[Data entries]
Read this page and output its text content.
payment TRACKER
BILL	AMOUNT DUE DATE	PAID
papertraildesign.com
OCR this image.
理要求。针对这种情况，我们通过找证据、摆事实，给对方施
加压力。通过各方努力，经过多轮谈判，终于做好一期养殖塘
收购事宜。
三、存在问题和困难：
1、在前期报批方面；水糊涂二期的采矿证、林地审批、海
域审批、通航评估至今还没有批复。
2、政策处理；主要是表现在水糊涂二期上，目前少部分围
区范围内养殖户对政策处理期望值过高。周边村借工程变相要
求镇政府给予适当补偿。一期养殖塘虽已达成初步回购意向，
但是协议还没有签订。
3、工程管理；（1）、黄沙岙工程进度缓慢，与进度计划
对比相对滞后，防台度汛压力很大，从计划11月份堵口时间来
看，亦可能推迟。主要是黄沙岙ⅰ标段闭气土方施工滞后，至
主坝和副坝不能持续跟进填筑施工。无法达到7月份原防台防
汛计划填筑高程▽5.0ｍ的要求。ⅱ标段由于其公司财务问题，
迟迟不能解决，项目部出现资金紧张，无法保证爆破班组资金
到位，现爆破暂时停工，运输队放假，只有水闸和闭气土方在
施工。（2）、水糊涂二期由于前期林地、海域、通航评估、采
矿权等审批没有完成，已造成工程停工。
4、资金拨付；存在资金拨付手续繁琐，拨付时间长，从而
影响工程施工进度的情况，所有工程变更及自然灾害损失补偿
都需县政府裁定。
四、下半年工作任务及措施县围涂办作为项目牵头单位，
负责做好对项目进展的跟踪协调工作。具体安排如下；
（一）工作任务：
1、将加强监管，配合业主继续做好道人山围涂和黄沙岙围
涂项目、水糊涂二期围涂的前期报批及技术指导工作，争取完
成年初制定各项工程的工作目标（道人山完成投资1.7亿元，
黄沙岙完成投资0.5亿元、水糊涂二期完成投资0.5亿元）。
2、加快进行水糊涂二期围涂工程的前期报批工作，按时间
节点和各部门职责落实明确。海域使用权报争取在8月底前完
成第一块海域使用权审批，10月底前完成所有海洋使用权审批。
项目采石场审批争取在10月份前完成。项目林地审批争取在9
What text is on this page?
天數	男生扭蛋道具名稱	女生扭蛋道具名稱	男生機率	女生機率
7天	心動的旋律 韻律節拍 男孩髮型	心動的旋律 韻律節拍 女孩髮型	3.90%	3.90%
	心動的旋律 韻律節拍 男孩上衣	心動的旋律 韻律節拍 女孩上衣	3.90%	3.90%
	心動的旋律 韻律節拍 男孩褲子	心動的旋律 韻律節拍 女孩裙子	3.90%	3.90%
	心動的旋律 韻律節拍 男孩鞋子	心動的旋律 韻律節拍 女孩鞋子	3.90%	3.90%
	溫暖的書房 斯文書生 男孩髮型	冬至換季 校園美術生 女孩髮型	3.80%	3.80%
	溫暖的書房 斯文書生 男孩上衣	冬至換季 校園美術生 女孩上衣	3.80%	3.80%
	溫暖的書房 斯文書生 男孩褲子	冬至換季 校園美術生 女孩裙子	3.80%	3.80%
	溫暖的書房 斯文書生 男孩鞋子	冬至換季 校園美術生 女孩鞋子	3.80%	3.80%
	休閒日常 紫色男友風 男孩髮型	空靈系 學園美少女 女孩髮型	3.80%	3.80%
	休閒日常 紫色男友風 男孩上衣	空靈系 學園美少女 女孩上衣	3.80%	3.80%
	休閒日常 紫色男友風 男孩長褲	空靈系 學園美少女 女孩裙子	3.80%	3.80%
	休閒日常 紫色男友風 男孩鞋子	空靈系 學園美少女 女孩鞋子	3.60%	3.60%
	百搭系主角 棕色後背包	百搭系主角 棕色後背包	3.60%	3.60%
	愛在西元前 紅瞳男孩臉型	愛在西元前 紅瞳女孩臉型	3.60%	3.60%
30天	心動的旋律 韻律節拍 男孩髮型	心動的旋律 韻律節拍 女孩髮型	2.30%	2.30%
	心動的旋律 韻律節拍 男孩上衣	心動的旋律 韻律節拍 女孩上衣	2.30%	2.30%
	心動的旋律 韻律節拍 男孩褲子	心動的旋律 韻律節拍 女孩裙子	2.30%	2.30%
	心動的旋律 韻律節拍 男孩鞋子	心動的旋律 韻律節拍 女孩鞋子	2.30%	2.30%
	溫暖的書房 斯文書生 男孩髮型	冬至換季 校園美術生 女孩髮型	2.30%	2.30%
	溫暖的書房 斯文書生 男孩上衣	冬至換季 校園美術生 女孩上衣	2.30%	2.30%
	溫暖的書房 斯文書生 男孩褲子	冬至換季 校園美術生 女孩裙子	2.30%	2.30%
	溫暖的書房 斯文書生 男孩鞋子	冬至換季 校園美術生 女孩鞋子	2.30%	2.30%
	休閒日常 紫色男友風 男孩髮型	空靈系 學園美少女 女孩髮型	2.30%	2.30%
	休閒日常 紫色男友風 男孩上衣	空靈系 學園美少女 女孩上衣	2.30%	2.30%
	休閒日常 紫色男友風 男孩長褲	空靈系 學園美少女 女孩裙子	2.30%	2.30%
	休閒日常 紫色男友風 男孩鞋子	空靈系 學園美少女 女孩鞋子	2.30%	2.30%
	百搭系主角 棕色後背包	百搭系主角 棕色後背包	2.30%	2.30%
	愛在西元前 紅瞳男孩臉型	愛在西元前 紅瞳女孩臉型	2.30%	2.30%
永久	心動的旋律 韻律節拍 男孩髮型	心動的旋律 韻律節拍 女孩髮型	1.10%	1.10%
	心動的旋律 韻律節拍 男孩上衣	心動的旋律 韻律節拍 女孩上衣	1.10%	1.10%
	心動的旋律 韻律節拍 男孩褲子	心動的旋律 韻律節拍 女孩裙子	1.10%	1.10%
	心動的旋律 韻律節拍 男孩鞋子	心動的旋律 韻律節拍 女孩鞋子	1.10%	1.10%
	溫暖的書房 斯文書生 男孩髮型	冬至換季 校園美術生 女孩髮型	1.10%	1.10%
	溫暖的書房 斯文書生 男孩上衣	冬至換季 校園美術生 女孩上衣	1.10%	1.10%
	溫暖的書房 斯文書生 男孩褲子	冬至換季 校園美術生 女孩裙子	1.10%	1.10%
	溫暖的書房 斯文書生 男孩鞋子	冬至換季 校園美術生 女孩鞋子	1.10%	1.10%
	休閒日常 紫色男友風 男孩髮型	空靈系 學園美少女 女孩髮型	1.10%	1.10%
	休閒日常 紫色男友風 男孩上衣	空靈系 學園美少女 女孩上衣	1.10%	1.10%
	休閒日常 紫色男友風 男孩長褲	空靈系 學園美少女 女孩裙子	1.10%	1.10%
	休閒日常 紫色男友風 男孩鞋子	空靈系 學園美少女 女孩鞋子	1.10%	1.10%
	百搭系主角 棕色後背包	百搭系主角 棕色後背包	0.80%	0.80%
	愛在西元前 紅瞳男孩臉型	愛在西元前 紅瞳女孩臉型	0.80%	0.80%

**Exercise description**
Copy each line of the listing that contains the string "男孩褲子".

**Exercise result**
	心動的旋律 韻律節拍 男孩褲子	心動的旋律 韻律節拍 女孩裙子	3.90%	3.90%
	溫暖的書房 斯文書生 男孩褲子	冬至換季 校園美術生 女孩裙子	3.80%	3.80%
	心動的旋律 韻律節拍 男孩褲子	心動的旋律 韻律節拍 女孩裙子	2.30%	2.30%
	溫暖的書房 斯文書生 男孩褲子	冬至換季 校園美術生 女孩裙子	2.30%	2.30%
	心動的旋律 韻律節拍 男孩褲子	心動的旋律 韻律節拍 女孩裙子	1.10%	1.10%
	溫暖的書房 斯文書生 男孩褲子	冬至換季 校園美術生 女孩裙子	1.10%	1.10%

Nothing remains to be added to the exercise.